§ **PROBLEM TO SOLVE**
Check every line of the entries for "image", and copy the lines that hold it.
-- START --
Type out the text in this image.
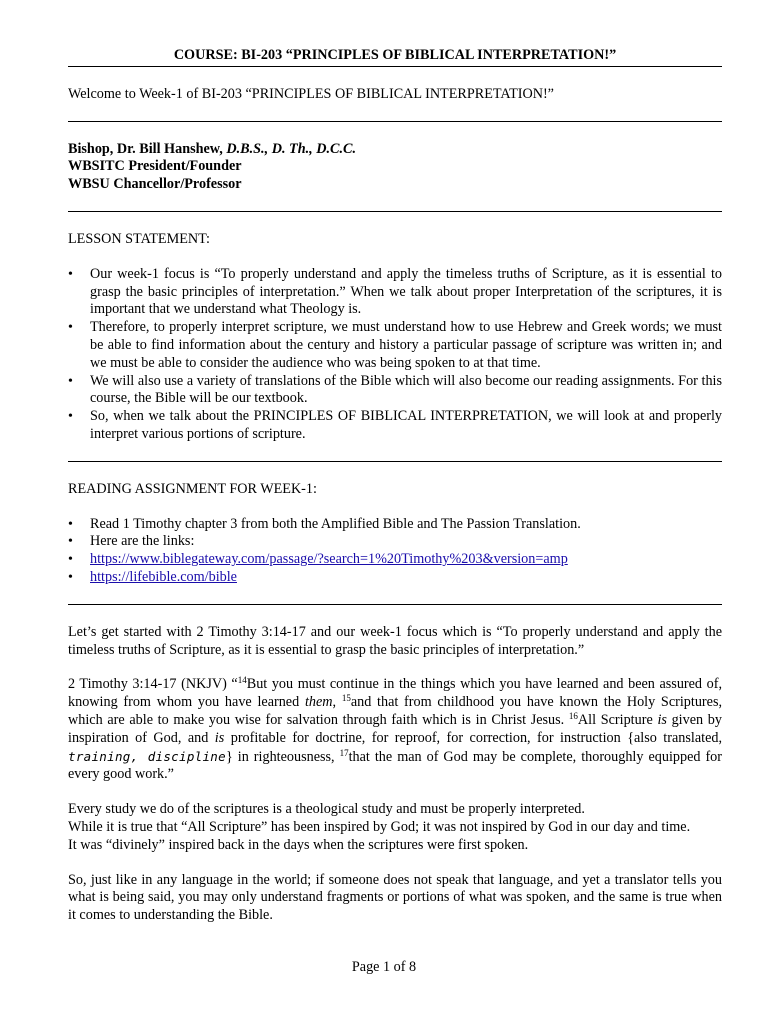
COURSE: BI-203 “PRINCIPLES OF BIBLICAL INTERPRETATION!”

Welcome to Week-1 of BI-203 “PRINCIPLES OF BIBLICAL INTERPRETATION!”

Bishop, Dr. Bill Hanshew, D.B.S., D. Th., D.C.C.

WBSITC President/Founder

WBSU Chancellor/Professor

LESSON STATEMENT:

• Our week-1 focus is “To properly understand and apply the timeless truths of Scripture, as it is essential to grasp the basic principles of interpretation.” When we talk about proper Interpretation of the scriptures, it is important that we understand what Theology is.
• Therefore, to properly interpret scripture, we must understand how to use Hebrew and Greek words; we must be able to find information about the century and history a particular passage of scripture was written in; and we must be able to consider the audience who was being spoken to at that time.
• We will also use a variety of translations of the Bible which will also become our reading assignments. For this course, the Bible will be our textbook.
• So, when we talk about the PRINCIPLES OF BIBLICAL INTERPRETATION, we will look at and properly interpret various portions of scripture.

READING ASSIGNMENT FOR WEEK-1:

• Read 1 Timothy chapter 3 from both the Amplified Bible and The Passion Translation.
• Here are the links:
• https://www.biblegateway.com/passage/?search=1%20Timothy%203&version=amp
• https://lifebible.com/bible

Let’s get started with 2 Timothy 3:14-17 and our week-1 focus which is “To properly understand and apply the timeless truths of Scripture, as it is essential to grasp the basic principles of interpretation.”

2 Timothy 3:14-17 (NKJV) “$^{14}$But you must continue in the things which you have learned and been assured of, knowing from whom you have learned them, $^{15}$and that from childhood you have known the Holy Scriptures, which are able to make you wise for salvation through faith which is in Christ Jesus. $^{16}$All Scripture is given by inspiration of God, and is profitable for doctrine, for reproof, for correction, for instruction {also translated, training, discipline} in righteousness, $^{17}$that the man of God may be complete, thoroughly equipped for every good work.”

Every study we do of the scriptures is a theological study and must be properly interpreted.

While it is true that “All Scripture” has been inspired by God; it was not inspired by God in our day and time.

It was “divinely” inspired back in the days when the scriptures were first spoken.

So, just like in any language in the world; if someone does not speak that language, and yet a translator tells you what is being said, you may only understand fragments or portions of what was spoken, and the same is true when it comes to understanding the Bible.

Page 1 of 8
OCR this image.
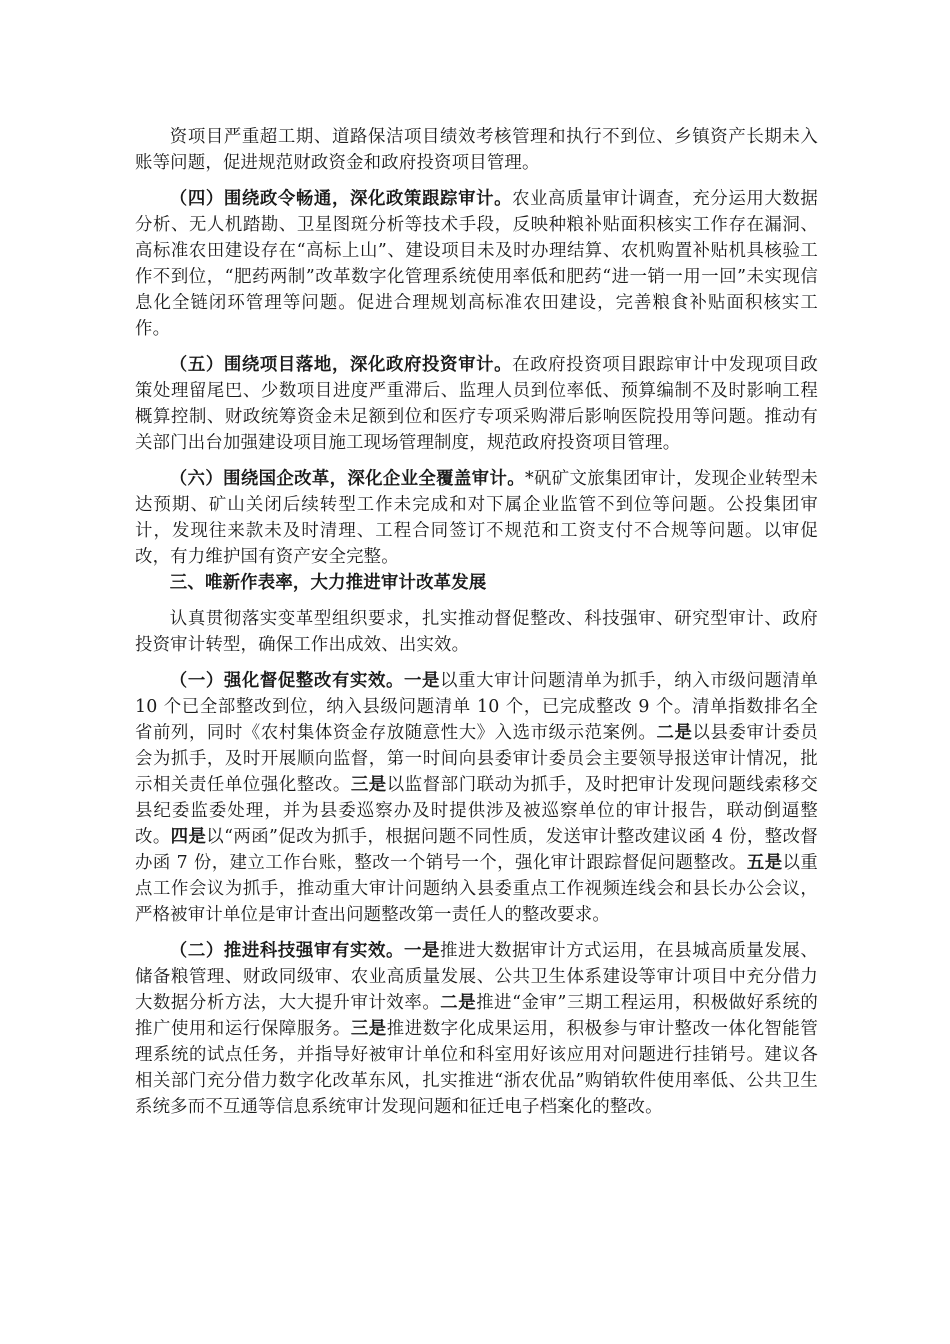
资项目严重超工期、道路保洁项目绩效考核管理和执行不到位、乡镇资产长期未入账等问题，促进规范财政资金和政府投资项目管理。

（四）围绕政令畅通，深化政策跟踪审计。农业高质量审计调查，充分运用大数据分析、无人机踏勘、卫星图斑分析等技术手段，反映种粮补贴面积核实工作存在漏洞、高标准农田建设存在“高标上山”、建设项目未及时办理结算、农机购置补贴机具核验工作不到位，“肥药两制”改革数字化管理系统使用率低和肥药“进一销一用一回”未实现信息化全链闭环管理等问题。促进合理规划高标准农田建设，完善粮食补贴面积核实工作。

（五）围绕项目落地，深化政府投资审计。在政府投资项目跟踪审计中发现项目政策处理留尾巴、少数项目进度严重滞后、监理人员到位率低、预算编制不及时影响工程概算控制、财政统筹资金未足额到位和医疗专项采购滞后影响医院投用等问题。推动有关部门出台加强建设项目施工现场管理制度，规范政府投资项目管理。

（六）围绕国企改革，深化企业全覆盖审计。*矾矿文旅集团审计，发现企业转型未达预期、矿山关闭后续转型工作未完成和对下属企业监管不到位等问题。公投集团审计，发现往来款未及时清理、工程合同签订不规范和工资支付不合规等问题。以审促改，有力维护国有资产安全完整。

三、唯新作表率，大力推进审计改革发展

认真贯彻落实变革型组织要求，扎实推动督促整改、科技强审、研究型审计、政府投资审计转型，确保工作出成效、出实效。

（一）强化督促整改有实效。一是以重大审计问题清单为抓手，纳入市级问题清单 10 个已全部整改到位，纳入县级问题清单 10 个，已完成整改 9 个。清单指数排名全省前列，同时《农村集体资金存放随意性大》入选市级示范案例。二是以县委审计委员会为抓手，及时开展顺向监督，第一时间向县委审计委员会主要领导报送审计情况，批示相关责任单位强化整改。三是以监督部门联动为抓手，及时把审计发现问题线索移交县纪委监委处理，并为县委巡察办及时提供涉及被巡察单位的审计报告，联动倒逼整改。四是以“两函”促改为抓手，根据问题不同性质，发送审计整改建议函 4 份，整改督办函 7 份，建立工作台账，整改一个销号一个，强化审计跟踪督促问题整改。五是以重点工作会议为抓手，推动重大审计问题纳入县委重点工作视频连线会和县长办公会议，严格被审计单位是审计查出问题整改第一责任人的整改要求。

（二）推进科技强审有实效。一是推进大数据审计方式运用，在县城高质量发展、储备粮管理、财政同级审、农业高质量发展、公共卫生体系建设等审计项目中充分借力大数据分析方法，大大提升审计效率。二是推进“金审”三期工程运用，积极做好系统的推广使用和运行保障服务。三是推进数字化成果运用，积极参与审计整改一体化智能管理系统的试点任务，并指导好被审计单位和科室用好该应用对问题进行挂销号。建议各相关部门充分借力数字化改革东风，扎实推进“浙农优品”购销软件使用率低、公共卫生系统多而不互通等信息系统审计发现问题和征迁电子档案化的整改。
-- END --
§ **SOLVED PROBLEM**
Type out the text in this image.
OCR this image.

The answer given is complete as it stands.